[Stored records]

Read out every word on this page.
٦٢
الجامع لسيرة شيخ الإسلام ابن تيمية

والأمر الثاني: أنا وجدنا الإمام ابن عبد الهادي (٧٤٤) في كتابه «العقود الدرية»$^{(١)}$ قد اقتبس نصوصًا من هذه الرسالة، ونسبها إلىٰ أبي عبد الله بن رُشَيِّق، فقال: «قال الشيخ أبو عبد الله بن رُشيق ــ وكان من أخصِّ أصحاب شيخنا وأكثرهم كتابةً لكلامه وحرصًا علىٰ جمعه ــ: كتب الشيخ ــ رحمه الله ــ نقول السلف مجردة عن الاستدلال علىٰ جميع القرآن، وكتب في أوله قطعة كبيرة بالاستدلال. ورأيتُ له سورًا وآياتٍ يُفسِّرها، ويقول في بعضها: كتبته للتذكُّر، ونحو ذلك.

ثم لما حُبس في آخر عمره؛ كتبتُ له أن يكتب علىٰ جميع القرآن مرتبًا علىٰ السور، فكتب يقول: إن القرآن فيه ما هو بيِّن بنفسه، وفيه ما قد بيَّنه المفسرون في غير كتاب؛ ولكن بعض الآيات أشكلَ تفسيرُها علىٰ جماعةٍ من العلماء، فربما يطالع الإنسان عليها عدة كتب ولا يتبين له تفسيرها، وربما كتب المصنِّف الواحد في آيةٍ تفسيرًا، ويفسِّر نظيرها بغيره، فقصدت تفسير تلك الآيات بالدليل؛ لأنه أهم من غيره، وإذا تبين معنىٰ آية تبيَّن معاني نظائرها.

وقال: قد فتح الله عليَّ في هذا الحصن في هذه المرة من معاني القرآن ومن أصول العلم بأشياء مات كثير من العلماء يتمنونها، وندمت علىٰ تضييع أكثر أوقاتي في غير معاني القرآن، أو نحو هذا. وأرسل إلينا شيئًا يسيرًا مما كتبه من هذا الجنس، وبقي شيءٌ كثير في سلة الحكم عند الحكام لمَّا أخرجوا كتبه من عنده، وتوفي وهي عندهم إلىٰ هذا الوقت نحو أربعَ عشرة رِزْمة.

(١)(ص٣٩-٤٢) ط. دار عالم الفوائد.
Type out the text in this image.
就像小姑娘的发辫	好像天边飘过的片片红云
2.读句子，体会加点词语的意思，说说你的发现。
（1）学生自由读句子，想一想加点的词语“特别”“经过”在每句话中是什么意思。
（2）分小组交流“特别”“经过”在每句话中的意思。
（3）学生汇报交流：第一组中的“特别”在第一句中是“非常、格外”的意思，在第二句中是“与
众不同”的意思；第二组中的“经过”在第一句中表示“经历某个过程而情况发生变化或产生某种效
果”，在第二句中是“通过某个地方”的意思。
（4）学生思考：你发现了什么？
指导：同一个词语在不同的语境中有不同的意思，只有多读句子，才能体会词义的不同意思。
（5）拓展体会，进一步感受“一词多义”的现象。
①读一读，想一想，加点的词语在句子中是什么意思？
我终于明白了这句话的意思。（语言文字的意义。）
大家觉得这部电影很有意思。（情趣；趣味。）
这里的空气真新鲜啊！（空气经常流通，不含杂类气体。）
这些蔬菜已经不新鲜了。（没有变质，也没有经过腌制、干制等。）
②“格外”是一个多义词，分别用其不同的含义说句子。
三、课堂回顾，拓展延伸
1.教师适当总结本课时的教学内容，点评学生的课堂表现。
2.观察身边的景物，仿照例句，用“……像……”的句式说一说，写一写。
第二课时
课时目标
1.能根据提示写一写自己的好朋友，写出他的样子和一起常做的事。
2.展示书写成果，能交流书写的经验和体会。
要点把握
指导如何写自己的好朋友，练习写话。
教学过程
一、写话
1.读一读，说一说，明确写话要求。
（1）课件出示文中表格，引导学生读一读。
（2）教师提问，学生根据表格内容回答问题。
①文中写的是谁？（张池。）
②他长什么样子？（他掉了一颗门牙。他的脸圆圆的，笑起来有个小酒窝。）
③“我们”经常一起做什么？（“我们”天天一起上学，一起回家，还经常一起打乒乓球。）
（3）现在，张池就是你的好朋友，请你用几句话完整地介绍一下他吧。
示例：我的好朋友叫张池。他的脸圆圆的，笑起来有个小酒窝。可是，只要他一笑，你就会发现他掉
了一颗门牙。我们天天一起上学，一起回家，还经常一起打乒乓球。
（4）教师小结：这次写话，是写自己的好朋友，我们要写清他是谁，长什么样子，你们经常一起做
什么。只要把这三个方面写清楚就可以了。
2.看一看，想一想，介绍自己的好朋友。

» **Directions**: Reproduce the data in full, exactly as presented.

» **Solution below**:
Read out every word on this page.
٦٢
الجامع لسيرة شيخ الإسلام ابن تيمية

والأمر الثاني: أنا وجدنا الإمام ابن عبد الهادي (٧٤٤) في كتابه «العقود الدرية»$^{(١)}$ قد اقتبس نصوصًا من هذه الرسالة، ونسبها إلىٰ أبي عبد الله بن رُشَيِّق، فقال: «قال الشيخ أبو عبد الله بن رُشيق ــ وكان من أخصِّ أصحاب شيخنا وأكثرهم كتابةً لكلامه وحرصًا علىٰ جمعه ــ: كتب الشيخ ــ رحمه الله ــ نقول السلف مجردة عن الاستدلال علىٰ جميع القرآن، وكتب في أوله قطعة كبيرة بالاستدلال. ورأيتُ له سورًا وآياتٍ يُفسِّرها، ويقول في بعضها: كتبته للتذكُّر، ونحو ذلك.

ثم لما حُبس في آخر عمره؛ كتبتُ له أن يكتب علىٰ جميع القرآن مرتبًا علىٰ السور، فكتب يقول: إن القرآن فيه ما هو بيِّن بنفسه، وفيه ما قد بيَّنه المفسرون في غير كتاب؛ ولكن بعض الآيات أشكلَ تفسيرُها علىٰ جماعةٍ من العلماء، فربما يطالع الإنسان عليها عدة كتب ولا يتبين له تفسيرها، وربما كتب المصنِّف الواحد في آيةٍ تفسيرًا، ويفسِّر نظيرها بغيره، فقصدت تفسير تلك الآيات بالدليل؛ لأنه أهم من غيره، وإذا تبين معنىٰ آية تبيَّن معاني نظائرها.

وقال: قد فتح الله عليَّ في هذا الحصن في هذه المرة من معاني القرآن ومن أصول العلم بأشياء مات كثير من العلماء يتمنونها، وندمت علىٰ تضييع أكثر أوقاتي في غير معاني القرآن، أو نحو هذا. وأرسل إلينا شيئًا يسيرًا مما كتبه من هذا الجنس، وبقي شيءٌ كثير في سلة الحكم عند الحكام لمَّا أخرجوا كتبه من عنده، وتوفي وهي عندهم إلىٰ هذا الوقت نحو أربعَ عشرة رِزْمة.

(١)(ص٣٩-٤٢) ط. دار عالم الفوائد.
Type out the text in this image.
就像小姑娘的发辫	好像天边飘过的片片红云
2.读句子，体会加点词语的意思，说说你的发现。
（1）学生自由读句子，想一想加点的词语“特别”“经过”在每句话中是什么意思。
（2）分小组交流“特别”“经过”在每句话中的意思。
（3）学生汇报交流：第一组中的“特别”在第一句中是“非常、格外”的意思，在第二句中是“与
众不同”的意思；第二组中的“经过”在第一句中表示“经历某个过程而情况发生变化或产生某种效
果”，在第二句中是“通过某个地方”的意思。
（4）学生思考：你发现了什么？
指导：同一个词语在不同的语境中有不同的意思，只有多读句子，才能体会词义的不同意思。
（5）拓展体会，进一步感受“一词多义”的现象。
①读一读，想一想，加点的词语在句子中是什么意思？
我终于明白了这句话的意思。（语言文字的意义。）
大家觉得这部电影很有意思。（情趣；趣味。）
这里的空气真新鲜啊！（空气经常流通，不含杂类气体。）
这些蔬菜已经不新鲜了。（没有变质，也没有经过腌制、干制等。）
②“格外”是一个多义词，分别用其不同的含义说句子。
三、课堂回顾，拓展延伸
1.教师适当总结本课时的教学内容，点评学生的课堂表现。
2.观察身边的景物，仿照例句，用“……像……”的句式说一说，写一写。
第二课时
课时目标
1.能根据提示写一写自己的好朋友，写出他的样子和一起常做的事。
2.展示书写成果，能交流书写的经验和体会。
要点把握
指导如何写自己的好朋友，练习写话。
教学过程
一、写话
1.读一读，说一说，明确写话要求。
（1）课件出示文中表格，引导学生读一读。
（2）教师提问，学生根据表格内容回答问题。
①文中写的是谁？（张池。）
②他长什么样子？（他掉了一颗门牙。他的脸圆圆的，笑起来有个小酒窝。）
③“我们”经常一起做什么？（“我们”天天一起上学，一起回家，还经常一起打乒乓球。）
（3）现在，张池就是你的好朋友，请你用几句话完整地介绍一下他吧。
示例：我的好朋友叫张池。他的脸圆圆的，笑起来有个小酒窝。可是，只要他一笑，你就会发现他掉
了一颗门牙。我们天天一起上学，一起回家，还经常一起打乒乓球。
（4）教师小结：这次写话，是写自己的好朋友，我们要写清他是谁，长什么样子，你们经常一起做
什么。只要把这三个方面写清楚就可以了。
2.看一看，想一想，介绍自己的好朋友。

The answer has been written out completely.